• [Objective] Give the data below again, word for word.

════════

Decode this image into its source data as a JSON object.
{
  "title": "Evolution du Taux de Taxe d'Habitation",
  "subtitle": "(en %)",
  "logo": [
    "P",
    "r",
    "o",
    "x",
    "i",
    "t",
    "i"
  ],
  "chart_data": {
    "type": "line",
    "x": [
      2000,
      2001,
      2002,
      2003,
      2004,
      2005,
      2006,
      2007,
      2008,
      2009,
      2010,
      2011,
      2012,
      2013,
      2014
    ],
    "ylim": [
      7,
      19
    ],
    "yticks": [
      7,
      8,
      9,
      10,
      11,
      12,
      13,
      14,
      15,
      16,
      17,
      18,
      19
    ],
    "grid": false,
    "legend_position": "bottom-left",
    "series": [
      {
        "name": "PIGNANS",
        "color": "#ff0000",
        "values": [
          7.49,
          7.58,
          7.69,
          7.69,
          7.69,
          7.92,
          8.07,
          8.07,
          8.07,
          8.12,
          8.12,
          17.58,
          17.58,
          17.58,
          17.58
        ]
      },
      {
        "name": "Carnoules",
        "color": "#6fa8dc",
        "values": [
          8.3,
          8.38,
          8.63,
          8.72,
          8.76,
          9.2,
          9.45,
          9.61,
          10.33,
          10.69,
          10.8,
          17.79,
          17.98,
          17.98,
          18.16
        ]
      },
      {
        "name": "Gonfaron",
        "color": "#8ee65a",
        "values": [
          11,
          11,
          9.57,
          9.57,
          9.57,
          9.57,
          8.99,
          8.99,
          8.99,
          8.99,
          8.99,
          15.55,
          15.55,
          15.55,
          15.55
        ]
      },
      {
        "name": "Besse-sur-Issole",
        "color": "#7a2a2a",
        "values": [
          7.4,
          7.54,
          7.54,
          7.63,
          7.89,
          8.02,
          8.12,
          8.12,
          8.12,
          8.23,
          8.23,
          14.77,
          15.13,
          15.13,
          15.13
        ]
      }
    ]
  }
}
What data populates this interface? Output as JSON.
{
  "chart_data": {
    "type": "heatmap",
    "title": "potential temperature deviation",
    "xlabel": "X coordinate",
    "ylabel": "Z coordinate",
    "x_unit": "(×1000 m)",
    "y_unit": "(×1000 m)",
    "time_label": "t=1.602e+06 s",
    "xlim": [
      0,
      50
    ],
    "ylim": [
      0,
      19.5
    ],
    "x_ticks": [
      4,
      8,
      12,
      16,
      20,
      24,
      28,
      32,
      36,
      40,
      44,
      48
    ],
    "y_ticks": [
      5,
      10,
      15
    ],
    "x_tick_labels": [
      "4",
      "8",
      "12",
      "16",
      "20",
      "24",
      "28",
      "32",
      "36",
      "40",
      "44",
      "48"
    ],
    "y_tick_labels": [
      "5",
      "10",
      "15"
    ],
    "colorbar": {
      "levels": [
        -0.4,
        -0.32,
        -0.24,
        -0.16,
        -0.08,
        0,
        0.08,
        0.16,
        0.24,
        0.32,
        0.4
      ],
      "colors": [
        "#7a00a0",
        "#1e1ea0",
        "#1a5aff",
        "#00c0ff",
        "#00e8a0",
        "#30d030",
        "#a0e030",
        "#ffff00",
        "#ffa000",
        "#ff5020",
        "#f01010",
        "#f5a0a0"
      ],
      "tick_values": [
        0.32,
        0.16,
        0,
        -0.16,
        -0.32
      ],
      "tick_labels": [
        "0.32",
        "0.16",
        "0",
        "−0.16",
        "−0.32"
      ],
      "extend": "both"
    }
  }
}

════════

• [Response below]
Decode this image into its source data as a JSON object.
{
  "title": "Evolution du Taux de Taxe d'Habitation",
  "subtitle": "(en %)",
  "logo": [
    "P",
    "r",
    "o",
    "x",
    "i",
    "t",
    "i"
  ],
  "chart_data": {
    "type": "line",
    "x": [
      2000,
      2001,
      2002,
      2003,
      2004,
      2005,
      2006,
      2007,
      2008,
      2009,
      2010,
      2011,
      2012,
      2013,
      2014
    ],
    "ylim": [
      7,
      19
    ],
    "yticks": [
      7,
      8,
      9,
      10,
      11,
      12,
      13,
      14,
      15,
      16,
      17,
      18,
      19
    ],
    "grid": false,
    "legend_position": "bottom-left",
    "series": [
      {
        "name": "PIGNANS",
        "color": "#ff0000",
        "values": [
          7.49,
          7.58,
          7.69,
          7.69,
          7.69,
          7.92,
          8.07,
          8.07,
          8.07,
          8.12,
          8.12,
          17.58,
          17.58,
          17.58,
          17.58
        ]
      },
      {
        "name": "Carnoules",
        "color": "#6fa8dc",
        "values": [
          8.3,
          8.38,
          8.63,
          8.72,
          8.76,
          9.2,
          9.45,
          9.61,
          10.33,
          10.69,
          10.8,
          17.79,
          17.98,
          17.98,
          18.16
        ]
      },
      {
        "name": "Gonfaron",
        "color": "#8ee65a",
        "values": [
          11,
          11,
          9.57,
          9.57,
          9.57,
          9.57,
          8.99,
          8.99,
          8.99,
          8.99,
          8.99,
          15.55,
          15.55,
          15.55,
          15.55
        ]
      },
      {
        "name": "Besse-sur-Issole",
        "color": "#7a2a2a",
        "values": [
          7.4,
          7.54,
          7.54,
          7.63,
          7.89,
          8.02,
          8.12,
          8.12,
          8.12,
          8.23,
          8.23,
          14.77,
          15.13,
          15.13,
          15.13
        ]
      }
    ]
  }
}
What data populates this interface? Output as JSON.
{
  "chart_data": {
    "type": "heatmap",
    "title": "potential temperature deviation",
    "xlabel": "X coordinate",
    "ylabel": "Z coordinate",
    "x_unit": "(×1000 m)",
    "y_unit": "(×1000 m)",
    "time_label": "t=1.602e+06 s",
    "xlim": [
      0,
      50
    ],
    "ylim": [
      0,
      19.5
    ],
    "x_ticks": [
      4,
      8,
      12,
      16,
      20,
      24,
      28,
      32,
      36,
      40,
      44,
      48
    ],
    "y_ticks": [
      5,
      10,
      15
    ],
    "x_tick_labels": [
      "4",
      "8",
      "12",
      "16",
      "20",
      "24",
      "28",
      "32",
      "36",
      "40",
      "44",
      "48"
    ],
    "y_tick_labels": [
      "5",
      "10",
      "15"
    ],
    "colorbar": {
      "levels": [
        -0.4,
        -0.32,
        -0.24,
        -0.16,
        -0.08,
        0,
        0.08,
        0.16,
        0.24,
        0.32,
        0.4
      ],
      "colors": [
        "#7a00a0",
        "#1e1ea0",
        "#1a5aff",
        "#00c0ff",
        "#00e8a0",
        "#30d030",
        "#a0e030",
        "#ffff00",
        "#ffa000",
        "#ff5020",
        "#f01010",
        "#f5a0a0"
      ],
      "tick_values": [
        0.32,
        0.16,
        0,
        -0.16,
        -0.32
      ],
      "tick_labels": [
        "0.32",
        "0.16",
        "0",
        "−0.16",
        "−0.32"
      ],
      "extend": "both"
    }
  }
}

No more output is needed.